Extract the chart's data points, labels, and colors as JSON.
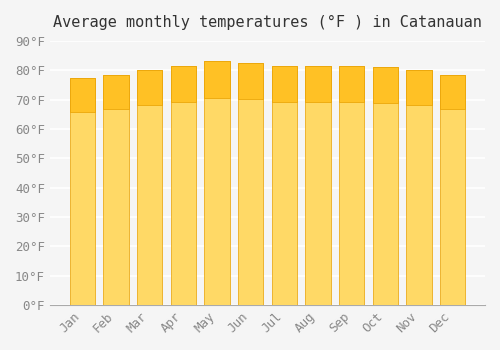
{
  "title": "Average monthly temperatures (°F ) in Catanauan",
  "categories": [
    "Jan",
    "Feb",
    "Mar",
    "Apr",
    "May",
    "Jun",
    "Jul",
    "Aug",
    "Sep",
    "Oct",
    "Nov",
    "Dec"
  ],
  "values": [
    77.5,
    78.5,
    80.0,
    81.5,
    83.0,
    82.5,
    81.5,
    81.5,
    81.5,
    81.0,
    80.0,
    78.5
  ],
  "bar_color_top": "#FFC125",
  "bar_color_bottom": "#FFD966",
  "background_color": "#f5f5f5",
  "grid_color": "#ffffff",
  "ylim": [
    0,
    90
  ],
  "yticks": [
    0,
    10,
    20,
    30,
    40,
    50,
    60,
    70,
    80,
    90
  ],
  "ytick_labels": [
    "0°F",
    "10°F",
    "20°F",
    "30°F",
    "40°F",
    "50°F",
    "60°F",
    "70°F",
    "80°F",
    "90°F"
  ],
  "title_fontsize": 11,
  "tick_fontsize": 9,
  "bar_edge_color": "#E8A000"
}
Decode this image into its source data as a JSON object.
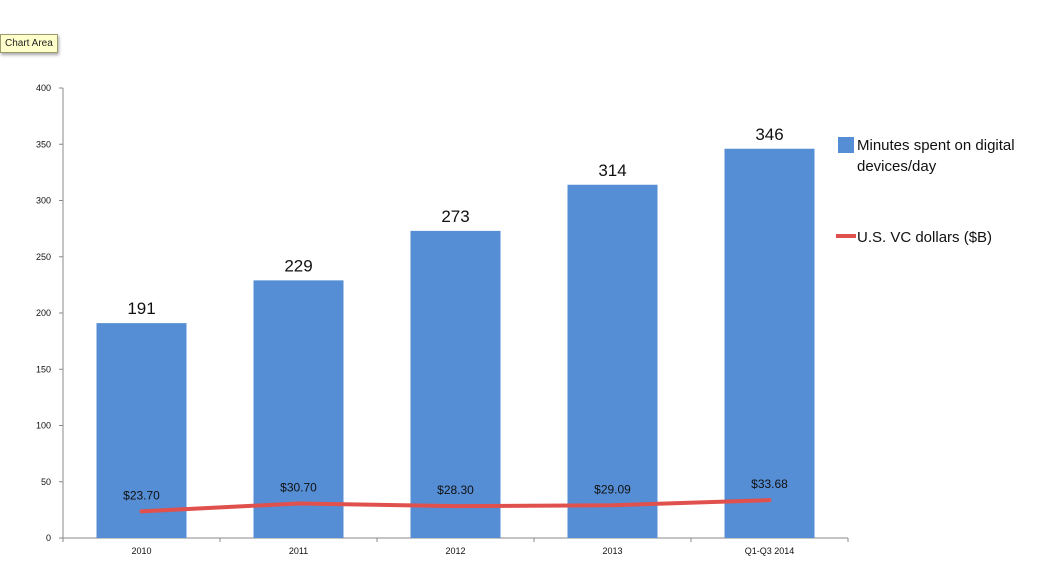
{
  "tooltip": "Chart Area",
  "chart_data": {
    "type": "bar",
    "categories": [
      "2010",
      "2011",
      "2012",
      "2013",
      "Q1-Q3 2014"
    ],
    "ylim": [
      0,
      400
    ],
    "yticks": [
      0,
      50,
      100,
      150,
      200,
      250,
      300,
      350,
      400
    ],
    "grid": false,
    "legend_position": "right",
    "series": [
      {
        "name": "Minutes spent on digital devices/day",
        "kind": "bar",
        "color": "#558ed5",
        "values": [
          191,
          229,
          273,
          314,
          346
        ],
        "labels": [
          "191",
          "229",
          "273",
          "314",
          "346"
        ]
      },
      {
        "name": "U.S. VC dollars ($B)",
        "kind": "line",
        "color": "#e0514e",
        "values": [
          23.7,
          30.7,
          28.3,
          29.09,
          33.68
        ],
        "labels": [
          "$23.70",
          "$30.70",
          "$28.30",
          "$29.09",
          "$33.68"
        ]
      }
    ],
    "legend": {
      "bar_lines": [
        "Minutes spent on digital",
        "devices/day"
      ],
      "line_text": "U.S. VC dollars ($B)"
    }
  }
}
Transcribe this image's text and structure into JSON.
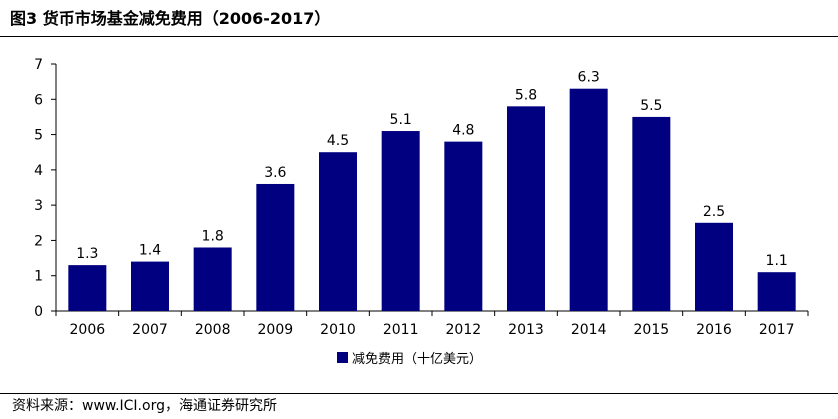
{
  "figure": {
    "title": "图3  货币市场基金减免费用（2006-2017）",
    "source": "资料来源：www.ICI.org，海通证券研究所"
  },
  "colors": {
    "bar": "#000080",
    "axis": "#000000"
  },
  "chart_data": {
    "type": "bar",
    "categories": [
      "2006",
      "2007",
      "2008",
      "2009",
      "2010",
      "2011",
      "2012",
      "2013",
      "2014",
      "2015",
      "2016",
      "2017"
    ],
    "series": [
      {
        "name": "减免费用（十亿美元）",
        "values": [
          1.3,
          1.4,
          1.8,
          3.6,
          4.5,
          5.1,
          4.8,
          5.8,
          6.3,
          5.5,
          2.5,
          1.1
        ]
      }
    ],
    "y_ticks": [
      0,
      1,
      2,
      3,
      4,
      5,
      6,
      7
    ],
    "ylim": [
      0,
      7
    ],
    "data_labels": true,
    "legend": "bottom",
    "grid": false
  }
}
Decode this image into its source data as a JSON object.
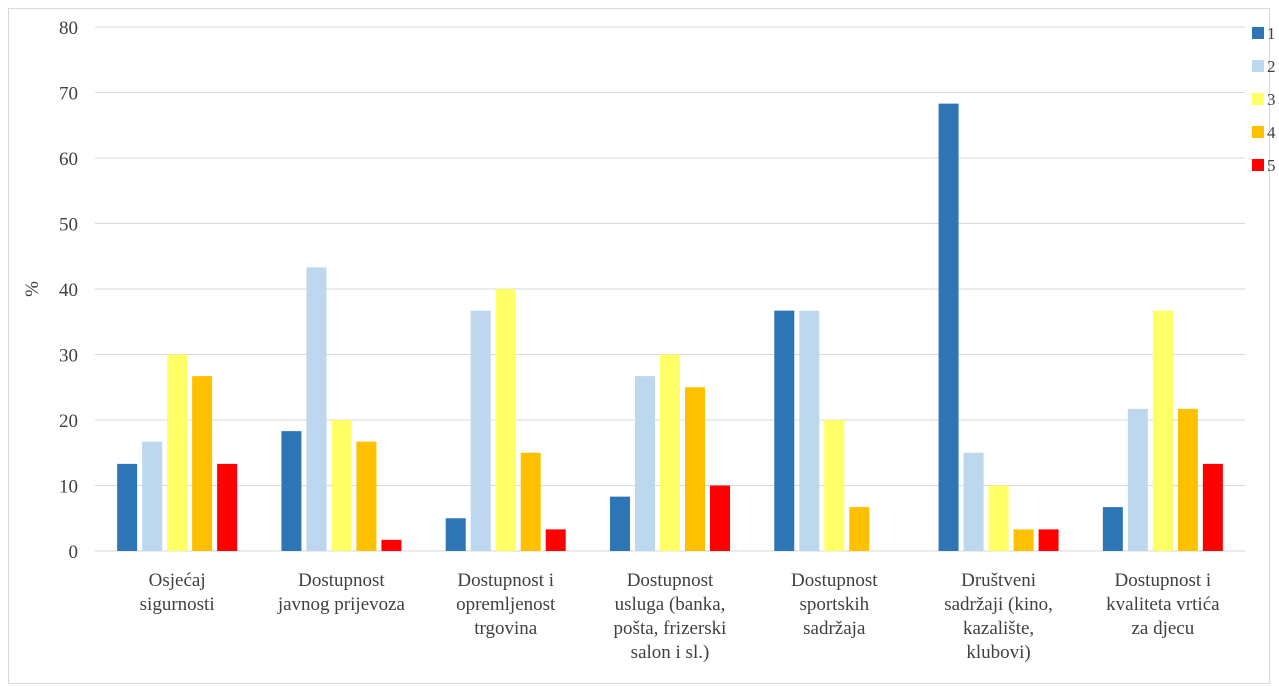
{
  "chart_data": {
    "type": "bar",
    "title": "",
    "xlabel": "",
    "ylabel": "%",
    "ylim": [
      0,
      80
    ],
    "yticks": [
      0,
      10,
      20,
      30,
      40,
      50,
      60,
      70,
      80
    ],
    "grid": true,
    "legend_position": "right",
    "categories": [
      [
        "Osjećaj",
        "sigurnosti"
      ],
      [
        "Dostupnost",
        "javnog prijevoza"
      ],
      [
        "Dostupnost i",
        "opremljenost",
        "trgovina"
      ],
      [
        "Dostupnost",
        "usluga (banka,",
        "pošta, frizerski",
        "salon i sl.)"
      ],
      [
        "Dostupnost",
        "sportskih",
        "sadržaja"
      ],
      [
        "Društveni",
        "sadržaji (kino,",
        "kazalište,",
        "klubovi)"
      ],
      [
        "Dostupnost i",
        "kvaliteta vrtića",
        "za djecu"
      ]
    ],
    "series": [
      {
        "name": "1",
        "color": "#2e75b6",
        "values": [
          13.3,
          18.3,
          5.0,
          8.3,
          36.7,
          68.3,
          6.7
        ]
      },
      {
        "name": "2",
        "color": "#bdd7ee",
        "values": [
          16.7,
          43.3,
          36.7,
          26.7,
          36.7,
          15.0,
          21.7
        ]
      },
      {
        "name": "3",
        "color": "#ffff66",
        "values": [
          30.0,
          20.0,
          40.0,
          30.0,
          20.0,
          10.0,
          36.7
        ]
      },
      {
        "name": "4",
        "color": "#ffc000",
        "values": [
          26.7,
          16.7,
          15.0,
          25.0,
          6.7,
          3.3,
          21.7
        ]
      },
      {
        "name": "5",
        "color": "#ff0000",
        "values": [
          13.3,
          1.7,
          3.3,
          10.0,
          0,
          3.3,
          13.3
        ]
      }
    ]
  }
}
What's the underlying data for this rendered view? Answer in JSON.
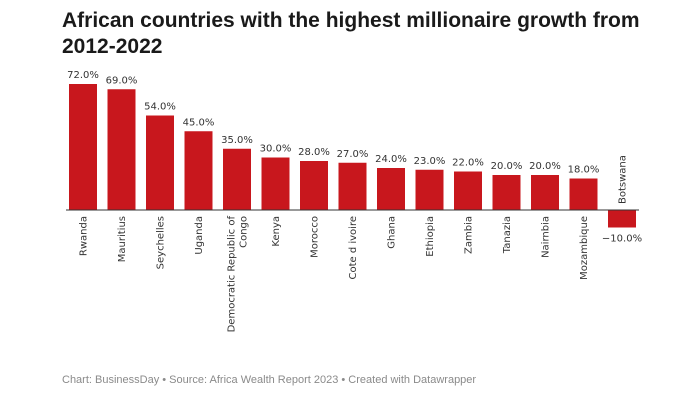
{
  "chart_data": {
    "type": "bar",
    "title": "African countries with the highest millionaire growth from 2012-2022",
    "categories": [
      "Rwanda",
      "Mauritius",
      "Seychelles",
      "Uganda",
      "Democratic Republic of Congo",
      "Kenya",
      "Morocco",
      "Cote d ivoire",
      "Ghana",
      "Ethiopia",
      "Zambia",
      "Tanazia",
      "Nairnbia",
      "Mozambique",
      "Botswana"
    ],
    "values": [
      72.0,
      69.0,
      54.0,
      45.0,
      35.0,
      30.0,
      28.0,
      27.0,
      24.0,
      23.0,
      22.0,
      20.0,
      20.0,
      18.0,
      -10.0
    ],
    "value_labels": [
      "72.0%",
      "69.0%",
      "54.0%",
      "45.0%",
      "35.0%",
      "30.0%",
      "28.0%",
      "27.0%",
      "24.0%",
      "23.0%",
      "22.0%",
      "20.0%",
      "20.0%",
      "18.0%",
      "−10.0%"
    ],
    "category_lines": [
      [
        "Rwanda"
      ],
      [
        "Mauritius"
      ],
      [
        "Seychelles"
      ],
      [
        "Uganda"
      ],
      [
        "Democratic Republic of",
        "Congo"
      ],
      [
        "Kenya"
      ],
      [
        "Morocco"
      ],
      [
        "Cote d ivoire"
      ],
      [
        "Ghana"
      ],
      [
        "Ethiopia"
      ],
      [
        "Zambia"
      ],
      [
        "Tanazia"
      ],
      [
        "Nairnbia"
      ],
      [
        "Mozambique"
      ],
      [
        "Botswana"
      ]
    ],
    "ylim": [
      -10,
      72
    ],
    "bar_color": "#c8171d",
    "grid": false
  },
  "footer": "Chart: BusinessDay • Source: Africa Wealth Report 2023 • Created with Datawrapper"
}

***

What you will do –
Exclude the pictures and repeat every other part of the records word for word.

Answer –
Extract the chart's data points, labels, and colors as JSON.
{
  "title": "Average monthly temperatures (°F ) in Catanauan",
  "categories": [
    "Jan",
    "Feb",
    "Mar",
    "Apr",
    "May",
    "Jun",
    "Jul",
    "Aug",
    "Sep",
    "Oct",
    "Nov",
    "Dec"
  ],
  "values": [
    77.5,
    78.5,
    80.0,
    81.5,
    83.0,
    82.5,
    81.5,
    81.5,
    81.5,
    81.0,
    80.0,
    78.5
  ],
  "bar_color_top": "#FFC125",
  "bar_color_bottom": "#FFD966",
  "background_color": "#f5f5f5",
  "grid_color": "#ffffff",
  "ylim": [
    0,
    90
  ],
  "yticks": [
    0,
    10,
    20,
    30,
    40,
    50,
    60,
    70,
    80,
    90
  ],
  "ytick_labels": [
    "0°F",
    "10°F",
    "20°F",
    "30°F",
    "40°F",
    "50°F",
    "60°F",
    "70°F",
    "80°F",
    "90°F"
  ],
  "title_fontsize": 11,
  "tick_fontsize": 9,
  "bar_edge_color": "#E8A000"
}
Decode this image into its source data as a JSON object.
{
  "tooltip": "Chart Area",
  "chart_data": {
    "type": "bar",
    "categories": [
      "2010",
      "2011",
      "2012",
      "2013",
      "Q1-Q3 2014"
    ],
    "ylim": [
      0,
      400
    ],
    "yticks": [
      0,
      50,
      100,
      150,
      200,
      250,
      300,
      350,
      400
    ],
    "grid": false,
    "legend_position": "right",
    "series": [
      {
        "name": "Minutes spent on digital devices/day",
        "kind": "bar",
        "color": "#558ed5",
        "values": [
          191,
          229,
          273,
          314,
          346
        ],
        "labels": [
          "191",
          "229",
          "273",
          "314",
          "346"
        ]
      },
      {
        "name": "U.S. VC dollars ($B)",
        "kind": "line",
        "color": "#e0514e",
        "values": [
          23.7,
          30.7,
          28.3,
          29.09,
          33.68
        ],
        "labels": [
          "$23.70",
          "$30.70",
          "$28.30",
          "$29.09",
          "$33.68"
        ]
      }
    ],
    "legend": {
      "bar_lines": [
        "Minutes spent on digital",
        "devices/day"
      ],
      "line_text": "U.S. VC dollars ($B)"
    }
  }
}
Transcribe this image's text and structure into JSON.
{
  "figure": {
    "title": "图3  货币市场基金减免费用（2006-2017）",
    "source": "资料来源：www.ICI.org，海通证券研究所"
  },
  "colors": {
    "bar": "#000080",
    "axis": "#000000"
  },
  "chart_data": {
    "type": "bar",
    "categories": [
      "2006",
      "2007",
      "2008",
      "2009",
      "2010",
      "2011",
      "2012",
      "2013",
      "2014",
      "2015",
      "2016",
      "2017"
    ],
    "series": [
      {
        "name": "减免费用（十亿美元）",
        "values": [
          1.3,
          1.4,
          1.8,
          3.6,
          4.5,
          5.1,
          4.8,
          5.8,
          6.3,
          5.5,
          2.5,
          1.1
        ]
      }
    ],
    "y_ticks": [
      0,
      1,
      2,
      3,
      4,
      5,
      6,
      7
    ],
    "ylim": [
      0,
      7
    ],
    "data_labels": true,
    "legend": "bottom",
    "grid": false
  }
}
Decode this image into its source data as a JSON object.
{
  "chart_data": {
    "type": "bar",
    "title": "",
    "xlabel": "",
    "ylabel": "%",
    "ylim": [
      0,
      80
    ],
    "yticks": [
      0,
      10,
      20,
      30,
      40,
      50,
      60,
      70,
      80
    ],
    "grid": true,
    "legend_position": "right",
    "categories": [
      [
        "Osjećaj",
        "sigurnosti"
      ],
      [
        "Dostupnost",
        "javnog prijevoza"
      ],
      [
        "Dostupnost i",
        "opremljenost",
        "trgovina"
      ],
      [
        "Dostupnost",
        "usluga (banka,",
        "pošta, frizerski",
        "salon i sl.)"
      ],
      [
        "Dostupnost",
        "sportskih",
        "sadržaja"
      ],
      [
        "Društveni",
        "sadržaji (kino,",
        "kazalište,",
        "klubovi)"
      ],
      [
        "Dostupnost i",
        "kvaliteta vrtića",
        "za djecu"
      ]
    ],
    "series": [
      {
        "name": "1",
        "color": "#2e75b6",
        "values": [
          13.3,
          18.3,
          5.0,
          8.3,
          36.7,
          68.3,
          6.7
        ]
      },
      {
        "name": "2",
        "color": "#bdd7ee",
        "values": [
          16.7,
          43.3,
          36.7,
          26.7,
          36.7,
          15.0,
          21.7
        ]
      },
      {
        "name": "3",
        "color": "#ffff66",
        "values": [
          30.0,
          20.0,
          40.0,
          30.0,
          20.0,
          10.0,
          36.7
        ]
      },
      {
        "name": "4",
        "color": "#ffc000",
        "values": [
          26.7,
          16.7,
          15.0,
          25.0,
          6.7,
          3.3,
          21.7
        ]
      },
      {
        "name": "5",
        "color": "#ff0000",
        "values": [
          13.3,
          1.7,
          3.3,
          10.0,
          0,
          3.3,
          13.3
        ]
      }
    ]
  }
}
What's the underlying data for this rendered view? Answer in JSON.
{
  "chart_data": {
    "type": "bar",
    "title": "African countries with the highest millionaire growth from 2012-2022",
    "categories": [
      "Rwanda",
      "Mauritius",
      "Seychelles",
      "Uganda",
      "Democratic Republic of Congo",
      "Kenya",
      "Morocco",
      "Cote d ivoire",
      "Ghana",
      "Ethiopia",
      "Zambia",
      "Tanazia",
      "Nairnbia",
      "Mozambique",
      "Botswana"
    ],
    "values": [
      72.0,
      69.0,
      54.0,
      45.0,
      35.0,
      30.0,
      28.0,
      27.0,
      24.0,
      23.0,
      22.0,
      20.0,
      20.0,
      18.0,
      -10.0
    ],
    "value_labels": [
      "72.0%",
      "69.0%",
      "54.0%",
      "45.0%",
      "35.0%",
      "30.0%",
      "28.0%",
      "27.0%",
      "24.0%",
      "23.0%",
      "22.0%",
      "20.0%",
      "20.0%",
      "18.0%",
      "−10.0%"
    ],
    "category_lines": [
      [
        "Rwanda"
      ],
      [
        "Mauritius"
      ],
      [
        "Seychelles"
      ],
      [
        "Uganda"
      ],
      [
        "Democratic Republic of",
        "Congo"
      ],
      [
        "Kenya"
      ],
      [
        "Morocco"
      ],
      [
        "Cote d ivoire"
      ],
      [
        "Ghana"
      ],
      [
        "Ethiopia"
      ],
      [
        "Zambia"
      ],
      [
        "Tanazia"
      ],
      [
        "Nairnbia"
      ],
      [
        "Mozambique"
      ],
      [
        "Botswana"
      ]
    ],
    "ylim": [
      -10,
      72
    ],
    "bar_color": "#c8171d",
    "grid": false
  },
  "footer": "Chart: BusinessDay • Source: Africa Wealth Report 2023 • Created with Datawrapper"
}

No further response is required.